** Start **

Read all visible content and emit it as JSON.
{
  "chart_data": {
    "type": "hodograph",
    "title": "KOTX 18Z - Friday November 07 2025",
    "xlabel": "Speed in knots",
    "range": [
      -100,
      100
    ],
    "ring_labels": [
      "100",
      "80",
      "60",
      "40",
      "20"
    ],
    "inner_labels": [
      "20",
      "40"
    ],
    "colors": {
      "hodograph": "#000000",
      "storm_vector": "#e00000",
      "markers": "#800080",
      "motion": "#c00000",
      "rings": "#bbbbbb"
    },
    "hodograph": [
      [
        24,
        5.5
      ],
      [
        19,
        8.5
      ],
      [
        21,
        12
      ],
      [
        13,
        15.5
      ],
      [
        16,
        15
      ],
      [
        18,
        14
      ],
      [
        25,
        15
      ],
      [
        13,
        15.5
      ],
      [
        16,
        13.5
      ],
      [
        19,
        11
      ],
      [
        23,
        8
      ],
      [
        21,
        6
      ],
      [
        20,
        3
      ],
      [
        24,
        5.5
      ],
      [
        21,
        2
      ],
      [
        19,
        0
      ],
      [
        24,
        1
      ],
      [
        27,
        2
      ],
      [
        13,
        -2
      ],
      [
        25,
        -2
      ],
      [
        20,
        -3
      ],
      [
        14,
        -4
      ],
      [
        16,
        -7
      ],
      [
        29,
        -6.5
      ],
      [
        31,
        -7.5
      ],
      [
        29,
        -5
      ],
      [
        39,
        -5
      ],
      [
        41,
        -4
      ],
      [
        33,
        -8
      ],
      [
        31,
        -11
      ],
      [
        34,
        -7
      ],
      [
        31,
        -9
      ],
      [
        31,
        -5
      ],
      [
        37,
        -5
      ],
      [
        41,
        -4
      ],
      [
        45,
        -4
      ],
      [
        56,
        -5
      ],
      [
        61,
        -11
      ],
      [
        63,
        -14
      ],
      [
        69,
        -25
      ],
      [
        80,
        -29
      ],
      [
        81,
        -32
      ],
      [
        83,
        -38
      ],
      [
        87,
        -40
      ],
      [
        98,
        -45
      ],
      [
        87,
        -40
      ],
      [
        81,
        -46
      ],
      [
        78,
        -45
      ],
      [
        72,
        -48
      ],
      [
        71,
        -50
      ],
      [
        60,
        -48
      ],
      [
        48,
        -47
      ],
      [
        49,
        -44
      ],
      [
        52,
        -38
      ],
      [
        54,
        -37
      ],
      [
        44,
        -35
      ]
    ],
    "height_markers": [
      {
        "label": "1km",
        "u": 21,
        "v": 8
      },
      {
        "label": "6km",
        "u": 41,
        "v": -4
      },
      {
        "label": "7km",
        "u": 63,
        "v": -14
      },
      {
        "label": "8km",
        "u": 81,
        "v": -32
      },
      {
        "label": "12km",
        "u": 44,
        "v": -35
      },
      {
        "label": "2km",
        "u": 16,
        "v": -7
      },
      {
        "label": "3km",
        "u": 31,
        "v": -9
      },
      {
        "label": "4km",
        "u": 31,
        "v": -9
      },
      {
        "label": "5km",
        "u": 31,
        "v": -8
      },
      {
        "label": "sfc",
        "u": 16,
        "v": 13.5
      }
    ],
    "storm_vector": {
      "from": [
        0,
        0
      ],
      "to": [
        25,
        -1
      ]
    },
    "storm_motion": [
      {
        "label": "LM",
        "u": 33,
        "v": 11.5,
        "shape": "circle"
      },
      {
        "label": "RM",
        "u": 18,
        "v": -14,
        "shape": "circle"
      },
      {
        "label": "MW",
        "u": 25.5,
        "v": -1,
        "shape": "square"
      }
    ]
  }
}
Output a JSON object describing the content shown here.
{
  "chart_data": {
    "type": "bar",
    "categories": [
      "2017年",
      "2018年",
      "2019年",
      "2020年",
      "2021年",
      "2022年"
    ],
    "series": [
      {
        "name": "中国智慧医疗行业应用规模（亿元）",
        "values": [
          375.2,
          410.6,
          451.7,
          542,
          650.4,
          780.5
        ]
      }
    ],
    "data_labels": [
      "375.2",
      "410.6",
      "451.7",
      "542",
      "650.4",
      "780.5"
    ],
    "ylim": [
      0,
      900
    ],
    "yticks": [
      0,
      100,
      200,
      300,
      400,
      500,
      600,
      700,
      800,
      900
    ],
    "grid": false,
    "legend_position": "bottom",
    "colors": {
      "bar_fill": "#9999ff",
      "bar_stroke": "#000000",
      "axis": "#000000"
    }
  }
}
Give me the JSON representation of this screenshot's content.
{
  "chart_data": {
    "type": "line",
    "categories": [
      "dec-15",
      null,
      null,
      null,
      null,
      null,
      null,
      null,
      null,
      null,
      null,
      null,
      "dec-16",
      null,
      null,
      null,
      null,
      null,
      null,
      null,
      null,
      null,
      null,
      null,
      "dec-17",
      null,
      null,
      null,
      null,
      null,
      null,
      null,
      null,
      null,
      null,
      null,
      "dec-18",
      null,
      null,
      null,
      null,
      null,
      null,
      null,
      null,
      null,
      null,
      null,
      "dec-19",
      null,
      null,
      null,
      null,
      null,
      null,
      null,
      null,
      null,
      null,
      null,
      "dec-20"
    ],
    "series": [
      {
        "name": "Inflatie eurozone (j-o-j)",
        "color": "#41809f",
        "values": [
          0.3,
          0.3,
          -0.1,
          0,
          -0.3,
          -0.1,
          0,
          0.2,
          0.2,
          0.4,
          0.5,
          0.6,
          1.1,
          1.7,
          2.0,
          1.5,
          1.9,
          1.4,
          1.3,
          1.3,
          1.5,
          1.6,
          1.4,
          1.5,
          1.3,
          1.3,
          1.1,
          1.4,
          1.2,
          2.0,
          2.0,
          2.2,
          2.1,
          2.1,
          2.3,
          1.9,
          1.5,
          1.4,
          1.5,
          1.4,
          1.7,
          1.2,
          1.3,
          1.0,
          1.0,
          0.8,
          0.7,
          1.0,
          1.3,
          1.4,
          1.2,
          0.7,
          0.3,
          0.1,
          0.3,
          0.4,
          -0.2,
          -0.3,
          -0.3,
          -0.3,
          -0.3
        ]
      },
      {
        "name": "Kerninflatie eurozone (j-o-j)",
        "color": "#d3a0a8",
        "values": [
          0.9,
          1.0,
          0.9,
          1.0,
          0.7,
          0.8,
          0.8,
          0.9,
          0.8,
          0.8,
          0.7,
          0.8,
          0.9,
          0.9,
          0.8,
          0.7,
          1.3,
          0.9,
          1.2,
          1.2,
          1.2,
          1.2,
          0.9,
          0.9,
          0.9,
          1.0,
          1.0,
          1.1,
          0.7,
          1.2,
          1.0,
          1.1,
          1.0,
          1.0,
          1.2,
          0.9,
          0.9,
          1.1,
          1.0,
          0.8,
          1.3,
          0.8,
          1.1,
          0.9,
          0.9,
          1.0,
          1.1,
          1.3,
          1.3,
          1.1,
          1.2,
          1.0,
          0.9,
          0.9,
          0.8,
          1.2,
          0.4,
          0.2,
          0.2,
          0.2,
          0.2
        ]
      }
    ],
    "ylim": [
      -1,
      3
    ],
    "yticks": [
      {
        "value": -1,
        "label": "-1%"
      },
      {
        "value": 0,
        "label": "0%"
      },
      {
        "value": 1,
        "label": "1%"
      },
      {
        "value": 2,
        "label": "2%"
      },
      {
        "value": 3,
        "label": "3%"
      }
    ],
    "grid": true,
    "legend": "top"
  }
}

** End **

### PROMPT
Pick every line with "content" in it and copy it.

### THE REPLY
Read all visible content and emit it as JSON.
Output a JSON object describing the content shown here.
Give me the JSON representation of this screenshot's content.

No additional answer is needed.